[Start Data lines]

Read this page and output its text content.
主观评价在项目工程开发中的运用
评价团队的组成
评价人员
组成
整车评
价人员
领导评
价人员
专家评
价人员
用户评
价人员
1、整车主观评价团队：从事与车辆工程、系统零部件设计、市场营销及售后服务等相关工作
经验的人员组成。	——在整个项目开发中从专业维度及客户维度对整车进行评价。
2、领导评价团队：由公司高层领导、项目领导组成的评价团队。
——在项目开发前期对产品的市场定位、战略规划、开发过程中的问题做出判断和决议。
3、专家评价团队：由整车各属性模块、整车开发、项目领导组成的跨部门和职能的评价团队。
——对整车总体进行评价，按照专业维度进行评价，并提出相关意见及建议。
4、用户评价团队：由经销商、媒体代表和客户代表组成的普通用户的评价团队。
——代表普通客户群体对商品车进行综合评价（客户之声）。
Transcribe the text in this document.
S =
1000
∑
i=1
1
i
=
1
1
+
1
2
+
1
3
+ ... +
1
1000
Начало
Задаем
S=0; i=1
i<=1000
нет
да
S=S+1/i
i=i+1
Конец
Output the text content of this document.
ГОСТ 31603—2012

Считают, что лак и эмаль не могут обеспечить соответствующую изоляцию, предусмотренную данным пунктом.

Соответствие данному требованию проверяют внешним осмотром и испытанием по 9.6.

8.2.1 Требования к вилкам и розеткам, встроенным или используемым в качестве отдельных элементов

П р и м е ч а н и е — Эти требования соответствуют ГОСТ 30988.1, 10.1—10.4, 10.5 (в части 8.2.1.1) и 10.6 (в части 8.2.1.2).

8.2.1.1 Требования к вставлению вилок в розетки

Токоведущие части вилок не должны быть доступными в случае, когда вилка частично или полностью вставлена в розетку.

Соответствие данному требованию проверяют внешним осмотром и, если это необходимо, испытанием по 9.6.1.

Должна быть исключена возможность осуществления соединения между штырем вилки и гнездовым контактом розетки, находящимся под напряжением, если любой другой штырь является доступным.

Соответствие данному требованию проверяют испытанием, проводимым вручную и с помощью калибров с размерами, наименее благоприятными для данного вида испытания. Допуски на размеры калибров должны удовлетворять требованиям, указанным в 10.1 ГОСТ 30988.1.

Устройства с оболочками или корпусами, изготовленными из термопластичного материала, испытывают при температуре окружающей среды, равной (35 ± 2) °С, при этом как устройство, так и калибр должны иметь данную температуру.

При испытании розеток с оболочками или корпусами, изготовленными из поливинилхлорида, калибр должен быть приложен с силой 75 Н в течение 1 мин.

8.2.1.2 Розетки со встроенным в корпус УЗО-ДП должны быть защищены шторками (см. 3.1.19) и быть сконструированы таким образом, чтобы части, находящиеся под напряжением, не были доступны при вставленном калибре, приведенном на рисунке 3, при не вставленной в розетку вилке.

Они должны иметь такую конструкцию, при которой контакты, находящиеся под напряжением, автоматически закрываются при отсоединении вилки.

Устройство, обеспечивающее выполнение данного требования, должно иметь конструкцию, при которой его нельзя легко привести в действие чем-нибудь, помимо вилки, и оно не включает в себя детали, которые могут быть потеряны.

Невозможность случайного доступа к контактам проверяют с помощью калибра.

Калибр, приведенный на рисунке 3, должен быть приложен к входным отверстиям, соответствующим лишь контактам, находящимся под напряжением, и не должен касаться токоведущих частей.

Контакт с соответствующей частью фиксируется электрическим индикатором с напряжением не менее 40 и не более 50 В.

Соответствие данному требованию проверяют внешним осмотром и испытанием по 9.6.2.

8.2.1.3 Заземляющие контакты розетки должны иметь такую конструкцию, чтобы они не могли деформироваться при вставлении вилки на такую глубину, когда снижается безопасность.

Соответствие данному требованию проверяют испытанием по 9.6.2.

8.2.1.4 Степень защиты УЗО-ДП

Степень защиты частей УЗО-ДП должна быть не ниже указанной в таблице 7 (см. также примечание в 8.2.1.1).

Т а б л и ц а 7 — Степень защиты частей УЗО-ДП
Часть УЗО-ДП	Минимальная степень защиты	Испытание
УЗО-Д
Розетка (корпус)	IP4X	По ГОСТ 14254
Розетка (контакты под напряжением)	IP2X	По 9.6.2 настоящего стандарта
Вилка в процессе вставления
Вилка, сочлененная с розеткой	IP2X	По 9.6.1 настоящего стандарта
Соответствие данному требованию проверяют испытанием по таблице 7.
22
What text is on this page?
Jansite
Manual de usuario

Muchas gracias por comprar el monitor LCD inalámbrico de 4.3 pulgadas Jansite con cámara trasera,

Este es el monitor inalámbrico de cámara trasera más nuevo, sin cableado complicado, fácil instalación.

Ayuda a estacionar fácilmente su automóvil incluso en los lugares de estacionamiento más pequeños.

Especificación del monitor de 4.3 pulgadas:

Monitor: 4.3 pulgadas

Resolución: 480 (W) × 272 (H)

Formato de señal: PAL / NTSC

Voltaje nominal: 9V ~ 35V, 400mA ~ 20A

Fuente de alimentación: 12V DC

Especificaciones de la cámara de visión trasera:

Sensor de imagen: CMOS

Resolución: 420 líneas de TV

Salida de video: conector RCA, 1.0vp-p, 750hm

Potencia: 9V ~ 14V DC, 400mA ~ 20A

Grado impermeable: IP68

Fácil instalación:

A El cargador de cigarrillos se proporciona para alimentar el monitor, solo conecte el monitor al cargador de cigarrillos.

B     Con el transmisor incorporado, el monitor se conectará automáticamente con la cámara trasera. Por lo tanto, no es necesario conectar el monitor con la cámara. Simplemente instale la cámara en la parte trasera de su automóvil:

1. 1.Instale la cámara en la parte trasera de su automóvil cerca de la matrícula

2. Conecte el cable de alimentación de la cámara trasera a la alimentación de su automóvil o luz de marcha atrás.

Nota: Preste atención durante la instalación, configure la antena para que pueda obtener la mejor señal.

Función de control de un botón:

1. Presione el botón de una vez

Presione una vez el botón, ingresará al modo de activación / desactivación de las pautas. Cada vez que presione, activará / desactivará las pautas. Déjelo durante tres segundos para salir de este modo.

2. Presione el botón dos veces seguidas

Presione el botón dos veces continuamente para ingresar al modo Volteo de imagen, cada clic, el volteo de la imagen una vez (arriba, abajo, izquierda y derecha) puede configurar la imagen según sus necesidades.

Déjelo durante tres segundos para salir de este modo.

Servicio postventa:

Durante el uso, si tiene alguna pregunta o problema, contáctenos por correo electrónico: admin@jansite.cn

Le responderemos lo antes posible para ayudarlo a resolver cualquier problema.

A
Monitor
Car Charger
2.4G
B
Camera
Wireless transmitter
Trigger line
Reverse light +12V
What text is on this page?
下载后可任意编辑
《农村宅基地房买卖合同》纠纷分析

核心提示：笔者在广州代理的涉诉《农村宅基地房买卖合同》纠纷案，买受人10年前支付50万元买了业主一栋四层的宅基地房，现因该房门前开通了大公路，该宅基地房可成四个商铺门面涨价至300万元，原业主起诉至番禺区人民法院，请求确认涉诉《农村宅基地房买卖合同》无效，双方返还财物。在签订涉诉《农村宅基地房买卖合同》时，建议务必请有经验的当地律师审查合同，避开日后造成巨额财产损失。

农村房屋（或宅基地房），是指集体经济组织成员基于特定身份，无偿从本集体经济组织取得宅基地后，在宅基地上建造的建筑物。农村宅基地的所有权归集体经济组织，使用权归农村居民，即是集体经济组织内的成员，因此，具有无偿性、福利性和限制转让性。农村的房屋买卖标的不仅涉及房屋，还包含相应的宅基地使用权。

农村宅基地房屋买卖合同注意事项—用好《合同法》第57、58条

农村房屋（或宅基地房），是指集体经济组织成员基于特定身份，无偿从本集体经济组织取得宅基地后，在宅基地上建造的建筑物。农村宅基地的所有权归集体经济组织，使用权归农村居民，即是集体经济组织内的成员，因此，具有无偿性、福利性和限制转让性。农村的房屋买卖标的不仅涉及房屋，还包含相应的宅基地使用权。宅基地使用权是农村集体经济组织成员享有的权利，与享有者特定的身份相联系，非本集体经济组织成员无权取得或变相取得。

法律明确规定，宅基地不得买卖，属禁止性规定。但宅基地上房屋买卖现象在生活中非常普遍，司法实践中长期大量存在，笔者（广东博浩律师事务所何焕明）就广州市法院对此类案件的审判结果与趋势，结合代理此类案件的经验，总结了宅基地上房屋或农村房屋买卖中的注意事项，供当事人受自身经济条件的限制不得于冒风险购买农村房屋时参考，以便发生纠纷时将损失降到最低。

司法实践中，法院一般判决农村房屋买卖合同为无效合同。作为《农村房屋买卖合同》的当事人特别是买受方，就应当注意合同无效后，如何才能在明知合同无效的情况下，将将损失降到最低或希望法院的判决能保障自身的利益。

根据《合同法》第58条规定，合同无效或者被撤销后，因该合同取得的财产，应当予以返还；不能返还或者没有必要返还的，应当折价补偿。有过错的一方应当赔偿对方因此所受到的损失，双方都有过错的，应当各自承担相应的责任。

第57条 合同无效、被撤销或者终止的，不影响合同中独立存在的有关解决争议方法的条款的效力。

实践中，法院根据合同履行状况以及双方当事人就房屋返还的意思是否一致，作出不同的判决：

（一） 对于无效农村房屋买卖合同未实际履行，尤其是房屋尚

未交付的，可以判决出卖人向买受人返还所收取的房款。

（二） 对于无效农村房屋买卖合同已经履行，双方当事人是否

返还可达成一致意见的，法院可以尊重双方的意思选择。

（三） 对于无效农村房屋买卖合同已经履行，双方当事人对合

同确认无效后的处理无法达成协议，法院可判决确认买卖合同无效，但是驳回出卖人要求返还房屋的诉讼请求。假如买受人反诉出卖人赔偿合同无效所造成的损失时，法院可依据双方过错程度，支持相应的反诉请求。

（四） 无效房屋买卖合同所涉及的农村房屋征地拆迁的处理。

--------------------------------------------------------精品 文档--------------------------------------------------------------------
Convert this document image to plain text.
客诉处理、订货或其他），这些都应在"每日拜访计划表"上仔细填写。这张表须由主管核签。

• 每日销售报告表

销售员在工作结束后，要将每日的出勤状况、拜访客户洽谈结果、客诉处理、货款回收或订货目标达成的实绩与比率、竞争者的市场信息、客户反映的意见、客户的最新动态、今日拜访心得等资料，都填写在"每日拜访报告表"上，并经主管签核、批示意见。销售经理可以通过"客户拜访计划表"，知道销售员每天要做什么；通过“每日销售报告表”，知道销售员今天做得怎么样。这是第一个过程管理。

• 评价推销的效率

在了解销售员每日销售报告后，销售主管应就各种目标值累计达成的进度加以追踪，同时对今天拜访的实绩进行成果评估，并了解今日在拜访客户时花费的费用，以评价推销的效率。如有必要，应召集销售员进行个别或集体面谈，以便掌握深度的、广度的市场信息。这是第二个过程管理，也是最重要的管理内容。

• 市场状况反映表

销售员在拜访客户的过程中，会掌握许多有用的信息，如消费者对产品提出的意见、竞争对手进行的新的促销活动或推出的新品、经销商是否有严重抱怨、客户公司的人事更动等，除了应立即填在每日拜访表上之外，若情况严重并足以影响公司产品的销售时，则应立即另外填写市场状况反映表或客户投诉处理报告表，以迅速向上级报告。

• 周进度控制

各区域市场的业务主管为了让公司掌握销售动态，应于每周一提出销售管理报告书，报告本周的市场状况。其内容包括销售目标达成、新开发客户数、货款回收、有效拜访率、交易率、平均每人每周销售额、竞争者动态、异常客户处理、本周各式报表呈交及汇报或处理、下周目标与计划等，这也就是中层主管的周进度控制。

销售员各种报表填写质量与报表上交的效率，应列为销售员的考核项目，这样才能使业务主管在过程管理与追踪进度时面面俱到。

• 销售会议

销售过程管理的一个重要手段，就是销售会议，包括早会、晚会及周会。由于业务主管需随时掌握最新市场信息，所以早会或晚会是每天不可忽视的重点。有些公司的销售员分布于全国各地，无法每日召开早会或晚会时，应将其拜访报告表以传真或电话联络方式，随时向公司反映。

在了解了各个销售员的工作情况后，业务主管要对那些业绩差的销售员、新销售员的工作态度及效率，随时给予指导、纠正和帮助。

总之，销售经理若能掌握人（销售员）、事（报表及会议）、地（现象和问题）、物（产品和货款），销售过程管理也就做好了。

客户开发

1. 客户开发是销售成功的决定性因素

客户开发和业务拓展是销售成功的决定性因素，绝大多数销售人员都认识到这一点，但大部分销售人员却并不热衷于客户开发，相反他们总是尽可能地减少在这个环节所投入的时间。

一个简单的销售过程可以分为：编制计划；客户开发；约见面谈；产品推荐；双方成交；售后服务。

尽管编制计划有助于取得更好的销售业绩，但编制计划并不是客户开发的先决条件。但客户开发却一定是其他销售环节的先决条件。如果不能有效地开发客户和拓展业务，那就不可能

[End Data lines]

Problem to work on.
Among the entries above, how many lines include the word "вилок"? Reply with the number only.

Worked answer.
2